• **Written problem**:
Set down all of the entries word for word, omitting the images they contain.

• **Records for the task**:
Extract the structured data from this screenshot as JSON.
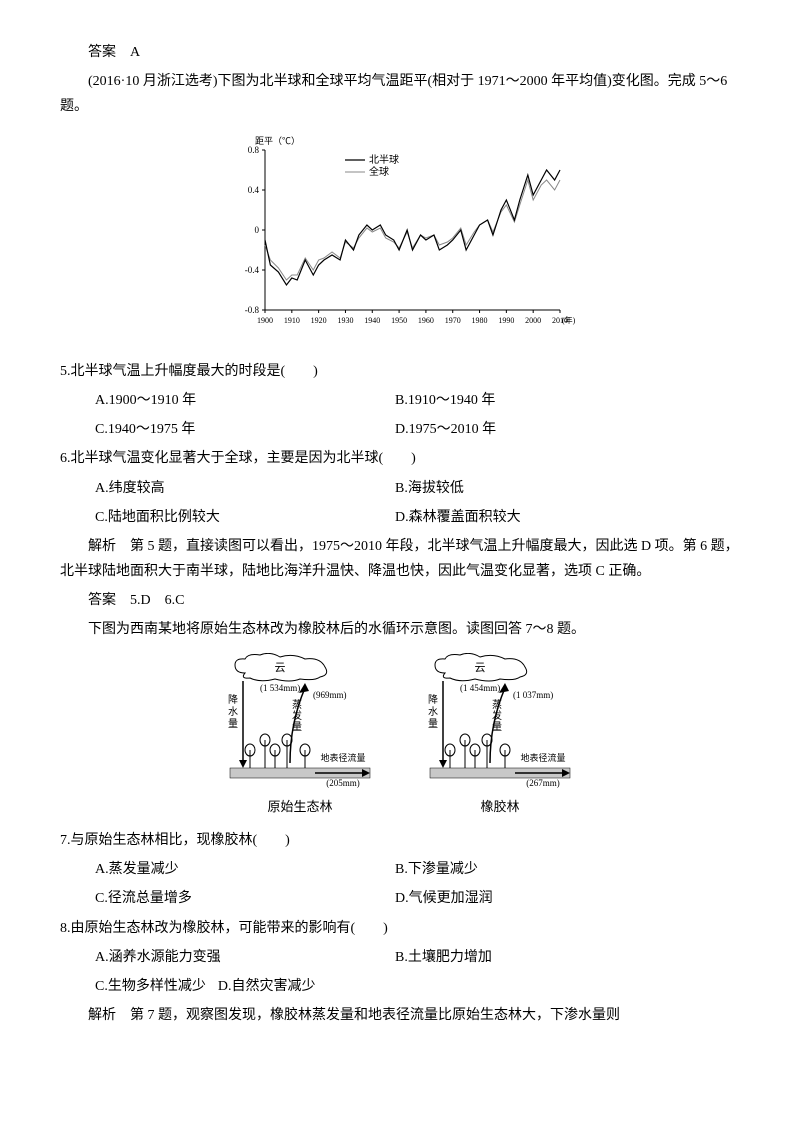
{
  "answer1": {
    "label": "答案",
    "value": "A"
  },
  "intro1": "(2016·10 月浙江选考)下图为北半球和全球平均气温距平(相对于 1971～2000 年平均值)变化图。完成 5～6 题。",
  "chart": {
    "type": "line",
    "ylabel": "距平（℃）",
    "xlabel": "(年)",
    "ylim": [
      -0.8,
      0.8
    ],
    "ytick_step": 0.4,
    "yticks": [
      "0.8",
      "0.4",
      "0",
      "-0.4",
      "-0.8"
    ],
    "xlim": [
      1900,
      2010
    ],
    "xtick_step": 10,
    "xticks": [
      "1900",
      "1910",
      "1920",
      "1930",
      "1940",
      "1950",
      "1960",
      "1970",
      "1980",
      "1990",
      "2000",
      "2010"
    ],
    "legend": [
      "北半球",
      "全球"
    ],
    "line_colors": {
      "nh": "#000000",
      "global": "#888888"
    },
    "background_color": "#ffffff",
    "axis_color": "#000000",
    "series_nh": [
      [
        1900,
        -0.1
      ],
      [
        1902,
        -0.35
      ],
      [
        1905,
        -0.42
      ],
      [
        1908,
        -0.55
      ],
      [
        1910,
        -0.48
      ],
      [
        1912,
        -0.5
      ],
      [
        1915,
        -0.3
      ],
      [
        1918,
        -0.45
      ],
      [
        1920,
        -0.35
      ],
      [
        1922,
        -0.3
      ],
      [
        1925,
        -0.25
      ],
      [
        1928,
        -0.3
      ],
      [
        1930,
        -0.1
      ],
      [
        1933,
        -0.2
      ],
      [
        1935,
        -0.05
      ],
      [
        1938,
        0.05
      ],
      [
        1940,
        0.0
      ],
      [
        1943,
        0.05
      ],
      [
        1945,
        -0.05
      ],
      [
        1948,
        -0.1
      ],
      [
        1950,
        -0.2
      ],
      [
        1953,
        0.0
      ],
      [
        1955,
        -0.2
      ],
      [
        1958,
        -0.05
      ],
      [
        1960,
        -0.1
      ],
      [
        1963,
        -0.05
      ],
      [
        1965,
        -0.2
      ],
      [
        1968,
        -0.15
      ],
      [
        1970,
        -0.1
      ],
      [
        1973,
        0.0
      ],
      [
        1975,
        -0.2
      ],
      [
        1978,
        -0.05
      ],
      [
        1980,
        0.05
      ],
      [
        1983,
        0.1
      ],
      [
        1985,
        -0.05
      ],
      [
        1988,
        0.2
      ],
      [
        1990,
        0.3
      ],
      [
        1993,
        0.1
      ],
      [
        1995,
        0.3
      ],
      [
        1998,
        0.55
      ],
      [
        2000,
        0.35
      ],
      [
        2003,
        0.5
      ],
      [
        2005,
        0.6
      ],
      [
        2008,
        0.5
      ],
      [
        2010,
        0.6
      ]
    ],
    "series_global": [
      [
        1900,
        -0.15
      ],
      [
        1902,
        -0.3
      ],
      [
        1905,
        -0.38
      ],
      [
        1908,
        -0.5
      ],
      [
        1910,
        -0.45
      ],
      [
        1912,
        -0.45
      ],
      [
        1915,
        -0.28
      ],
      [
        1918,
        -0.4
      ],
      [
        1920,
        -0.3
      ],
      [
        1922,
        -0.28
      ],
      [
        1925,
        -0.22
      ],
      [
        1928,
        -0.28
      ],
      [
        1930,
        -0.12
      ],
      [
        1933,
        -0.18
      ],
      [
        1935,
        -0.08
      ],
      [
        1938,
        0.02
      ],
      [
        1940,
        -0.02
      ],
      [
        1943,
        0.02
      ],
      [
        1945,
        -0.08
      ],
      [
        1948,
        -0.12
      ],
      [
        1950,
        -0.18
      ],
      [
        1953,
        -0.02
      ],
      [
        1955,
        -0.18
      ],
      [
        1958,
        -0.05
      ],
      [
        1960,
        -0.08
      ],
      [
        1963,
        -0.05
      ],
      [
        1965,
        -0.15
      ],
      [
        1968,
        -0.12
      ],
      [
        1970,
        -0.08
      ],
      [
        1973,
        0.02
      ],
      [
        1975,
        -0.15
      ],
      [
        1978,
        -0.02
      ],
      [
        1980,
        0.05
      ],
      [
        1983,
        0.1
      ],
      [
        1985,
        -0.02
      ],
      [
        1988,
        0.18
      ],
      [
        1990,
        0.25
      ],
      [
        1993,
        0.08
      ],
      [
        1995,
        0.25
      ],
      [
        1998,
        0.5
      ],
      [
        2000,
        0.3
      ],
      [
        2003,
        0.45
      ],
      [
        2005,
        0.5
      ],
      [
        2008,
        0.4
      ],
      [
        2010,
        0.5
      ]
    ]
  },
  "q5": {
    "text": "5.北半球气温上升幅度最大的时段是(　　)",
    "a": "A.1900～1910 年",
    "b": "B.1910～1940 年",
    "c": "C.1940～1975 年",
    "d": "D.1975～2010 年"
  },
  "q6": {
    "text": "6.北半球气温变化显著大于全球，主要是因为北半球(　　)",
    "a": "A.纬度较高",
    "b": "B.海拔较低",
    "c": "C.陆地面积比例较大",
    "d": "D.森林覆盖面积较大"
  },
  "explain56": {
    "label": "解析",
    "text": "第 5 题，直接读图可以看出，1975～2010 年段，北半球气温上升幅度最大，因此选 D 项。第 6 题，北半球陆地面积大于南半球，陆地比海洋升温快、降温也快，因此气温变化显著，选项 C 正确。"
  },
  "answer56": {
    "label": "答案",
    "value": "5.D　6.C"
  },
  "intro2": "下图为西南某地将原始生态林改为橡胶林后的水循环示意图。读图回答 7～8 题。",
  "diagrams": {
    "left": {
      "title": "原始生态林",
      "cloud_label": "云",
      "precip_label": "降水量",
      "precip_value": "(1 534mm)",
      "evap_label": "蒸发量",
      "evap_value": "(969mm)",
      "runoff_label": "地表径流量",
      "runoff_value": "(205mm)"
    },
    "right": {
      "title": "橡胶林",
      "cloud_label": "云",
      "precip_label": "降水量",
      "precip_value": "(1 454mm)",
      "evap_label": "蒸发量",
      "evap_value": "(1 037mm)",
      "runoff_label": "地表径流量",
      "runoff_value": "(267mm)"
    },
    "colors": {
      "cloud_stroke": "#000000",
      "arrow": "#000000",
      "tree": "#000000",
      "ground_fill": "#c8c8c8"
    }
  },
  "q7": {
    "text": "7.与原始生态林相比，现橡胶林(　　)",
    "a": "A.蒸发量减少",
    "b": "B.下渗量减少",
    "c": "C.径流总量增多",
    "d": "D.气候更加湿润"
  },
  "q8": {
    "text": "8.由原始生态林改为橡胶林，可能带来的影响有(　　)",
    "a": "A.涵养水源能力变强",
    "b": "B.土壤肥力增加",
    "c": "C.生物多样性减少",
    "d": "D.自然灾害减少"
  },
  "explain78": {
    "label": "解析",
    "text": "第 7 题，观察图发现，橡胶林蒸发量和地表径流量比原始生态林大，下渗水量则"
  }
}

• **Output**:
Extract the structured data from this screenshot as JSON.
{
  "answer1": {
    "label": "答案",
    "value": "A"
  },
  "intro1": "(2016·10 月浙江选考)下图为北半球和全球平均气温距平(相对于 1971～2000 年平均值)变化图。完成 5～6 题。",
  "chart": {
    "type": "line",
    "ylabel": "距平（℃）",
    "xlabel": "(年)",
    "ylim": [
      -0.8,
      0.8
    ],
    "ytick_step": 0.4,
    "yticks": [
      "0.8",
      "0.4",
      "0",
      "-0.4",
      "-0.8"
    ],
    "xlim": [
      1900,
      2010
    ],
    "xtick_step": 10,
    "xticks": [
      "1900",
      "1910",
      "1920",
      "1930",
      "1940",
      "1950",
      "1960",
      "1970",
      "1980",
      "1990",
      "2000",
      "2010"
    ],
    "legend": [
      "北半球",
      "全球"
    ],
    "line_colors": {
      "nh": "#000000",
      "global": "#888888"
    },
    "background_color": "#ffffff",
    "axis_color": "#000000",
    "series_nh": [
      [
        1900,
        -0.1
      ],
      [
        1902,
        -0.35
      ],
      [
        1905,
        -0.42
      ],
      [
        1908,
        -0.55
      ],
      [
        1910,
        -0.48
      ],
      [
        1912,
        -0.5
      ],
      [
        1915,
        -0.3
      ],
      [
        1918,
        -0.45
      ],
      [
        1920,
        -0.35
      ],
      [
        1922,
        -0.3
      ],
      [
        1925,
        -0.25
      ],
      [
        1928,
        -0.3
      ],
      [
        1930,
        -0.1
      ],
      [
        1933,
        -0.2
      ],
      [
        1935,
        -0.05
      ],
      [
        1938,
        0.05
      ],
      [
        1940,
        0.0
      ],
      [
        1943,
        0.05
      ],
      [
        1945,
        -0.05
      ],
      [
        1948,
        -0.1
      ],
      [
        1950,
        -0.2
      ],
      [
        1953,
        0.0
      ],
      [
        1955,
        -0.2
      ],
      [
        1958,
        -0.05
      ],
      [
        1960,
        -0.1
      ],
      [
        1963,
        -0.05
      ],
      [
        1965,
        -0.2
      ],
      [
        1968,
        -0.15
      ],
      [
        1970,
        -0.1
      ],
      [
        1973,
        0.0
      ],
      [
        1975,
        -0.2
      ],
      [
        1978,
        -0.05
      ],
      [
        1980,
        0.05
      ],
      [
        1983,
        0.1
      ],
      [
        1985,
        -0.05
      ],
      [
        1988,
        0.2
      ],
      [
        1990,
        0.3
      ],
      [
        1993,
        0.1
      ],
      [
        1995,
        0.3
      ],
      [
        1998,
        0.55
      ],
      [
        2000,
        0.35
      ],
      [
        2003,
        0.5
      ],
      [
        2005,
        0.6
      ],
      [
        2008,
        0.5
      ],
      [
        2010,
        0.6
      ]
    ],
    "series_global": [
      [
        1900,
        -0.15
      ],
      [
        1902,
        -0.3
      ],
      [
        1905,
        -0.38
      ],
      [
        1908,
        -0.5
      ],
      [
        1910,
        -0.45
      ],
      [
        1912,
        -0.45
      ],
      [
        1915,
        -0.28
      ],
      [
        1918,
        -0.4
      ],
      [
        1920,
        -0.3
      ],
      [
        1922,
        -0.28
      ],
      [
        1925,
        -0.22
      ],
      [
        1928,
        -0.28
      ],
      [
        1930,
        -0.12
      ],
      [
        1933,
        -0.18
      ],
      [
        1935,
        -0.08
      ],
      [
        1938,
        0.02
      ],
      [
        1940,
        -0.02
      ],
      [
        1943,
        0.02
      ],
      [
        1945,
        -0.08
      ],
      [
        1948,
        -0.12
      ],
      [
        1950,
        -0.18
      ],
      [
        1953,
        -0.02
      ],
      [
        1955,
        -0.18
      ],
      [
        1958,
        -0.05
      ],
      [
        1960,
        -0.08
      ],
      [
        1963,
        -0.05
      ],
      [
        1965,
        -0.15
      ],
      [
        1968,
        -0.12
      ],
      [
        1970,
        -0.08
      ],
      [
        1973,
        0.02
      ],
      [
        1975,
        -0.15
      ],
      [
        1978,
        -0.02
      ],
      [
        1980,
        0.05
      ],
      [
        1983,
        0.1
      ],
      [
        1985,
        -0.02
      ],
      [
        1988,
        0.18
      ],
      [
        1990,
        0.25
      ],
      [
        1993,
        0.08
      ],
      [
        1995,
        0.25
      ],
      [
        1998,
        0.5
      ],
      [
        2000,
        0.3
      ],
      [
        2003,
        0.45
      ],
      [
        2005,
        0.5
      ],
      [
        2008,
        0.4
      ],
      [
        2010,
        0.5
      ]
    ]
  },
  "q5": {
    "text": "5.北半球气温上升幅度最大的时段是(　　)",
    "a": "A.1900～1910 年",
    "b": "B.1910～1940 年",
    "c": "C.1940～1975 年",
    "d": "D.1975～2010 年"
  },
  "q6": {
    "text": "6.北半球气温变化显著大于全球，主要是因为北半球(　　)",
    "a": "A.纬度较高",
    "b": "B.海拔较低",
    "c": "C.陆地面积比例较大",
    "d": "D.森林覆盖面积较大"
  },
  "explain56": {
    "label": "解析",
    "text": "第 5 题，直接读图可以看出，1975～2010 年段，北半球气温上升幅度最大，因此选 D 项。第 6 题，北半球陆地面积大于南半球，陆地比海洋升温快、降温也快，因此气温变化显著，选项 C 正确。"
  },
  "answer56": {
    "label": "答案",
    "value": "5.D　6.C"
  },
  "intro2": "下图为西南某地将原始生态林改为橡胶林后的水循环示意图。读图回答 7～8 题。",
  "diagrams": {
    "left": {
      "title": "原始生态林",
      "cloud_label": "云",
      "precip_label": "降水量",
      "precip_value": "(1 534mm)",
      "evap_label": "蒸发量",
      "evap_value": "(969mm)",
      "runoff_label": "地表径流量",
      "runoff_value": "(205mm)"
    },
    "right": {
      "title": "橡胶林",
      "cloud_label": "云",
      "precip_label": "降水量",
      "precip_value": "(1 454mm)",
      "evap_label": "蒸发量",
      "evap_value": "(1 037mm)",
      "runoff_label": "地表径流量",
      "runoff_value": "(267mm)"
    },
    "colors": {
      "cloud_stroke": "#000000",
      "arrow": "#000000",
      "tree": "#000000",
      "ground_fill": "#c8c8c8"
    }
  },
  "q7": {
    "text": "7.与原始生态林相比，现橡胶林(　　)",
    "a": "A.蒸发量减少",
    "b": "B.下渗量减少",
    "c": "C.径流总量增多",
    "d": "D.气候更加湿润"
  },
  "q8": {
    "text": "8.由原始生态林改为橡胶林，可能带来的影响有(　　)",
    "a": "A.涵养水源能力变强",
    "b": "B.土壤肥力增加",
    "c": "C.生物多样性减少",
    "d": "D.自然灾害减少"
  },
  "explain78": {
    "label": "解析",
    "text": "第 7 题，观察图发现，橡胶林蒸发量和地表径流量比原始生态林大，下渗水量则"
  }
}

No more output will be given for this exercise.